Instructions for the task: Copy every entry exactly as given, minus the images.

Extracted data:
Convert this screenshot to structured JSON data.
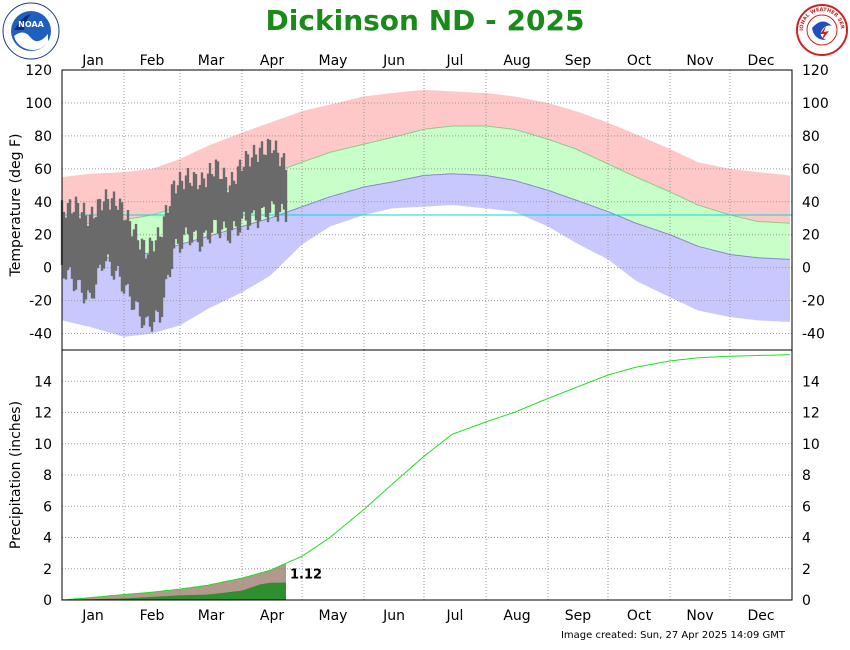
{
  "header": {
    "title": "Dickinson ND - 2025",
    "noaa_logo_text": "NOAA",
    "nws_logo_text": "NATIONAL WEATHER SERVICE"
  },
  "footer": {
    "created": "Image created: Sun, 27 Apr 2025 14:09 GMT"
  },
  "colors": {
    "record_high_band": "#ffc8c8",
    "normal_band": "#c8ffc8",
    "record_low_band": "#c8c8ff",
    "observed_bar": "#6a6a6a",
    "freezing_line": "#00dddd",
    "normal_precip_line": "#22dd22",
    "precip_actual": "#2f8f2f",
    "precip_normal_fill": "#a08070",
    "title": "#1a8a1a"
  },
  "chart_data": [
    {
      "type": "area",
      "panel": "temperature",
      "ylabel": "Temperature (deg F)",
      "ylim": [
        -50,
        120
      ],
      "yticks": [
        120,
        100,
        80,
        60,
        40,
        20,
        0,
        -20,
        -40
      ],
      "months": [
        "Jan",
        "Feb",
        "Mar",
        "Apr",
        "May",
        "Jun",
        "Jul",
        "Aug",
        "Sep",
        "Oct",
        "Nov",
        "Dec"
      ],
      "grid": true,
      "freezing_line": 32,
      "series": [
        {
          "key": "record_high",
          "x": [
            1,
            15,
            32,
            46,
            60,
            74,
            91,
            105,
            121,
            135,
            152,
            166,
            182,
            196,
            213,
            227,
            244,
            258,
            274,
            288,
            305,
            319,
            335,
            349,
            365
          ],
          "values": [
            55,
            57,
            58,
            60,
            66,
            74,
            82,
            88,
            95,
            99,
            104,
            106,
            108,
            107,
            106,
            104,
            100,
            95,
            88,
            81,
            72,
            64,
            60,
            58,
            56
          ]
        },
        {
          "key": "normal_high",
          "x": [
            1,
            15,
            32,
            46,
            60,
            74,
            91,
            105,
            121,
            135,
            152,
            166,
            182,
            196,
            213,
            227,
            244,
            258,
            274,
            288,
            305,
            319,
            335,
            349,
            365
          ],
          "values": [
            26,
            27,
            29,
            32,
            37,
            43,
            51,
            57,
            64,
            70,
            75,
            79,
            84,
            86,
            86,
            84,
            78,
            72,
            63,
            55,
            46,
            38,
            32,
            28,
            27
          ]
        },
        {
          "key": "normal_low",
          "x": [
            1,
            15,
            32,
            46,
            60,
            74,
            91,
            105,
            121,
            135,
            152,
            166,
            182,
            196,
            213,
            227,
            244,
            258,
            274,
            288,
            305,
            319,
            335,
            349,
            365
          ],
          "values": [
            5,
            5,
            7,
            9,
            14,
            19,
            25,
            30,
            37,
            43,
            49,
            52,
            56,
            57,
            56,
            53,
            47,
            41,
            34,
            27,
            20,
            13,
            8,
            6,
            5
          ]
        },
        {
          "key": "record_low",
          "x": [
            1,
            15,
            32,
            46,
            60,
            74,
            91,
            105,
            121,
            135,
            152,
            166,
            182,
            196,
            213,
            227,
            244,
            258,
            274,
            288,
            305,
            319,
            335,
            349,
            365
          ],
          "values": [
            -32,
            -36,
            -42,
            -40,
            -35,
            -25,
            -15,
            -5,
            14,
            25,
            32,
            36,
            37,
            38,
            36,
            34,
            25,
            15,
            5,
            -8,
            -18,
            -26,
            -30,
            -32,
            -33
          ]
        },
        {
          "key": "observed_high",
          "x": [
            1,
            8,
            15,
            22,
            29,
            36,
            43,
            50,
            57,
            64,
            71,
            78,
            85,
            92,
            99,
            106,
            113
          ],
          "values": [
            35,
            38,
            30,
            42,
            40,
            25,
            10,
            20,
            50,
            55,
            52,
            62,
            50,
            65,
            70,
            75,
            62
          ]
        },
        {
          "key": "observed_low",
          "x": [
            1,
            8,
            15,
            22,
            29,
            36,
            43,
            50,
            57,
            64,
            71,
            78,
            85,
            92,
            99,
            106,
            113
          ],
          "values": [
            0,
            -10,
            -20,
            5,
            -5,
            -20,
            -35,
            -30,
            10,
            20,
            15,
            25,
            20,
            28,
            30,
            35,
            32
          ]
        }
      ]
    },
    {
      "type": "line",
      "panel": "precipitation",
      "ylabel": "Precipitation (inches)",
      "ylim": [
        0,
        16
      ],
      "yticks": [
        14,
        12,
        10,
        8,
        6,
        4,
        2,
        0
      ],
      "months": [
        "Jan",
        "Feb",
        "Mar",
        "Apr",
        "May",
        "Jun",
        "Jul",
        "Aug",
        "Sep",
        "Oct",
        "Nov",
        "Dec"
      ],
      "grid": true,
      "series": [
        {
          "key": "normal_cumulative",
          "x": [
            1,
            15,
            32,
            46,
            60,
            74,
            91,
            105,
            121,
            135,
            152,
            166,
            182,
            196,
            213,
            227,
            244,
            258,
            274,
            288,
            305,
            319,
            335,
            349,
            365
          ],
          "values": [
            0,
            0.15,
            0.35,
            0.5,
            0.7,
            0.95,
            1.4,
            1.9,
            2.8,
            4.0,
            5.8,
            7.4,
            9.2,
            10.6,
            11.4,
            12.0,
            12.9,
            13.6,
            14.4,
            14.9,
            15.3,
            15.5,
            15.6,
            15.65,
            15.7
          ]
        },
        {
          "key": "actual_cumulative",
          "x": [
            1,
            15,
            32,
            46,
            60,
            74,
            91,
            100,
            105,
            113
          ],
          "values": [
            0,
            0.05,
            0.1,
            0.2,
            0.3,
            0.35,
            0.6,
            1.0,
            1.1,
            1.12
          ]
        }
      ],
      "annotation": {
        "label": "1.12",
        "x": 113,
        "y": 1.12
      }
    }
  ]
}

Solved problem:
Convert this screenshot to structured JSON data.
{
  "header": {
    "title": "Dickinson ND - 2025",
    "noaa_logo_text": "NOAA",
    "nws_logo_text": "NATIONAL WEATHER SERVICE"
  },
  "footer": {
    "created": "Image created: Sun, 27 Apr 2025 14:09 GMT"
  },
  "colors": {
    "record_high_band": "#ffc8c8",
    "normal_band": "#c8ffc8",
    "record_low_band": "#c8c8ff",
    "observed_bar": "#6a6a6a",
    "freezing_line": "#00dddd",
    "normal_precip_line": "#22dd22",
    "precip_actual": "#2f8f2f",
    "precip_normal_fill": "#a08070",
    "title": "#1a8a1a"
  },
  "chart_data": [
    {
      "type": "area",
      "panel": "temperature",
      "ylabel": "Temperature (deg F)",
      "ylim": [
        -50,
        120
      ],
      "yticks": [
        120,
        100,
        80,
        60,
        40,
        20,
        0,
        -20,
        -40
      ],
      "months": [
        "Jan",
        "Feb",
        "Mar",
        "Apr",
        "May",
        "Jun",
        "Jul",
        "Aug",
        "Sep",
        "Oct",
        "Nov",
        "Dec"
      ],
      "grid": true,
      "freezing_line": 32,
      "series": [
        {
          "key": "record_high",
          "x": [
            1,
            15,
            32,
            46,
            60,
            74,
            91,
            105,
            121,
            135,
            152,
            166,
            182,
            196,
            213,
            227,
            244,
            258,
            274,
            288,
            305,
            319,
            335,
            349,
            365
          ],
          "values": [
            55,
            57,
            58,
            60,
            66,
            74,
            82,
            88,
            95,
            99,
            104,
            106,
            108,
            107,
            106,
            104,
            100,
            95,
            88,
            81,
            72,
            64,
            60,
            58,
            56
          ]
        },
        {
          "key": "normal_high",
          "x": [
            1,
            15,
            32,
            46,
            60,
            74,
            91,
            105,
            121,
            135,
            152,
            166,
            182,
            196,
            213,
            227,
            244,
            258,
            274,
            288,
            305,
            319,
            335,
            349,
            365
          ],
          "values": [
            26,
            27,
            29,
            32,
            37,
            43,
            51,
            57,
            64,
            70,
            75,
            79,
            84,
            86,
            86,
            84,
            78,
            72,
            63,
            55,
            46,
            38,
            32,
            28,
            27
          ]
        },
        {
          "key": "normal_low",
          "x": [
            1,
            15,
            32,
            46,
            60,
            74,
            91,
            105,
            121,
            135,
            152,
            166,
            182,
            196,
            213,
            227,
            244,
            258,
            274,
            288,
            305,
            319,
            335,
            349,
            365
          ],
          "values": [
            5,
            5,
            7,
            9,
            14,
            19,
            25,
            30,
            37,
            43,
            49,
            52,
            56,
            57,
            56,
            53,
            47,
            41,
            34,
            27,
            20,
            13,
            8,
            6,
            5
          ]
        },
        {
          "key": "record_low",
          "x": [
            1,
            15,
            32,
            46,
            60,
            74,
            91,
            105,
            121,
            135,
            152,
            166,
            182,
            196,
            213,
            227,
            244,
            258,
            274,
            288,
            305,
            319,
            335,
            349,
            365
          ],
          "values": [
            -32,
            -36,
            -42,
            -40,
            -35,
            -25,
            -15,
            -5,
            14,
            25,
            32,
            36,
            37,
            38,
            36,
            34,
            25,
            15,
            5,
            -8,
            -18,
            -26,
            -30,
            -32,
            -33
          ]
        },
        {
          "key": "observed_high",
          "x": [
            1,
            8,
            15,
            22,
            29,
            36,
            43,
            50,
            57,
            64,
            71,
            78,
            85,
            92,
            99,
            106,
            113
          ],
          "values": [
            35,
            38,
            30,
            42,
            40,
            25,
            10,
            20,
            50,
            55,
            52,
            62,
            50,
            65,
            70,
            75,
            62
          ]
        },
        {
          "key": "observed_low",
          "x": [
            1,
            8,
            15,
            22,
            29,
            36,
            43,
            50,
            57,
            64,
            71,
            78,
            85,
            92,
            99,
            106,
            113
          ],
          "values": [
            0,
            -10,
            -20,
            5,
            -5,
            -20,
            -35,
            -30,
            10,
            20,
            15,
            25,
            20,
            28,
            30,
            35,
            32
          ]
        }
      ]
    },
    {
      "type": "line",
      "panel": "precipitation",
      "ylabel": "Precipitation (inches)",
      "ylim": [
        0,
        16
      ],
      "yticks": [
        14,
        12,
        10,
        8,
        6,
        4,
        2,
        0
      ],
      "months": [
        "Jan",
        "Feb",
        "Mar",
        "Apr",
        "May",
        "Jun",
        "Jul",
        "Aug",
        "Sep",
        "Oct",
        "Nov",
        "Dec"
      ],
      "grid": true,
      "series": [
        {
          "key": "normal_cumulative",
          "x": [
            1,
            15,
            32,
            46,
            60,
            74,
            91,
            105,
            121,
            135,
            152,
            166,
            182,
            196,
            213,
            227,
            244,
            258,
            274,
            288,
            305,
            319,
            335,
            349,
            365
          ],
          "values": [
            0,
            0.15,
            0.35,
            0.5,
            0.7,
            0.95,
            1.4,
            1.9,
            2.8,
            4.0,
            5.8,
            7.4,
            9.2,
            10.6,
            11.4,
            12.0,
            12.9,
            13.6,
            14.4,
            14.9,
            15.3,
            15.5,
            15.6,
            15.65,
            15.7
          ]
        },
        {
          "key": "actual_cumulative",
          "x": [
            1,
            15,
            32,
            46,
            60,
            74,
            91,
            100,
            105,
            113
          ],
          "values": [
            0,
            0.05,
            0.1,
            0.2,
            0.3,
            0.35,
            0.6,
            1.0,
            1.1,
            1.12
          ]
        }
      ],
      "annotation": {
        "label": "1.12",
        "x": 113,
        "y": 1.12
      }
    }
  ]
}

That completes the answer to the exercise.